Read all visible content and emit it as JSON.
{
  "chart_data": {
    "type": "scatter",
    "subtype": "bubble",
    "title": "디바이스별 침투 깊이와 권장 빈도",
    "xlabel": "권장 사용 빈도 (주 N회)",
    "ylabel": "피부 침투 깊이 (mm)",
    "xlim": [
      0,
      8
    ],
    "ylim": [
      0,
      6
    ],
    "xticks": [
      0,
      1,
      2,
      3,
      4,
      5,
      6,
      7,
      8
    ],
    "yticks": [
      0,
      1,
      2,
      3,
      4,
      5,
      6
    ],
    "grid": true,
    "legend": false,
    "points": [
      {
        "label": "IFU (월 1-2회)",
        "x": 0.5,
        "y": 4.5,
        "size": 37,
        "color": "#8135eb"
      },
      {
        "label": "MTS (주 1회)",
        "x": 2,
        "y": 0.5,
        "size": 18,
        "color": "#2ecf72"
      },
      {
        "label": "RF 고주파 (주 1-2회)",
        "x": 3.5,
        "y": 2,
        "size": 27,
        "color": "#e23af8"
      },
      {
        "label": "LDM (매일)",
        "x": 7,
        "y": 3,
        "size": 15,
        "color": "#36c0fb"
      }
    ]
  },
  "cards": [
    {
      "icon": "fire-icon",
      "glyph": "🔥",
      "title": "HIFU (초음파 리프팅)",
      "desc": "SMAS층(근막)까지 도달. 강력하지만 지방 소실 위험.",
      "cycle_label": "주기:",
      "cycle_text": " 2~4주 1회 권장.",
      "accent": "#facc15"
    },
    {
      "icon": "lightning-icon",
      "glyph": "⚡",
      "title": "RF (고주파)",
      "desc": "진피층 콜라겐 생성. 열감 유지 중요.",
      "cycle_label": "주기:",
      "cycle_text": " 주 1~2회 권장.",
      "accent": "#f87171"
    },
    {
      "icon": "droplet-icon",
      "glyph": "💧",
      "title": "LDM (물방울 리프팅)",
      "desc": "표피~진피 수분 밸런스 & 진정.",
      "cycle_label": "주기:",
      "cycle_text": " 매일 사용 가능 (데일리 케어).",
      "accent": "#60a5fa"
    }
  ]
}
+ + + + + + +
> **Work to complete**: Write out every line of the material again, exactly as it reads.

> **Solution to this task**:
Read all visible content and emit it as JSON.
{
  "chart_data": {
    "type": "scatter",
    "subtype": "bubble",
    "title": "디바이스별 침투 깊이와 권장 빈도",
    "xlabel": "권장 사용 빈도 (주 N회)",
    "ylabel": "피부 침투 깊이 (mm)",
    "xlim": [
      0,
      8
    ],
    "ylim": [
      0,
      6
    ],
    "xticks": [
      0,
      1,
      2,
      3,
      4,
      5,
      6,
      7,
      8
    ],
    "yticks": [
      0,
      1,
      2,
      3,
      4,
      5,
      6
    ],
    "grid": true,
    "legend": false,
    "points": [
      {
        "label": "IFU (월 1-2회)",
        "x": 0.5,
        "y": 4.5,
        "size": 37,
        "color": "#8135eb"
      },
      {
        "label": "MTS (주 1회)",
        "x": 2,
        "y": 0.5,
        "size": 18,
        "color": "#2ecf72"
      },
      {
        "label": "RF 고주파 (주 1-2회)",
        "x": 3.5,
        "y": 2,
        "size": 27,
        "color": "#e23af8"
      },
      {
        "label": "LDM (매일)",
        "x": 7,
        "y": 3,
        "size": 15,
        "color": "#36c0fb"
      }
    ]
  },
  "cards": [
    {
      "icon": "fire-icon",
      "glyph": "🔥",
      "title": "HIFU (초음파 리프팅)",
      "desc": "SMAS층(근막)까지 도달. 강력하지만 지방 소실 위험.",
      "cycle_label": "주기:",
      "cycle_text": " 2~4주 1회 권장.",
      "accent": "#facc15"
    },
    {
      "icon": "lightning-icon",
      "glyph": "⚡",
      "title": "RF (고주파)",
      "desc": "진피층 콜라겐 생성. 열감 유지 중요.",
      "cycle_label": "주기:",
      "cycle_text": " 주 1~2회 권장.",
      "accent": "#f87171"
    },
    {
      "icon": "droplet-icon",
      "glyph": "💧",
      "title": "LDM (물방울 리프팅)",
      "desc": "표피~진피 수분 밸런스 & 진정.",
      "cycle_label": "주기:",
      "cycle_text": " 매일 사용 가능 (데일리 케어).",
      "accent": "#60a5fa"
    }
  ]
}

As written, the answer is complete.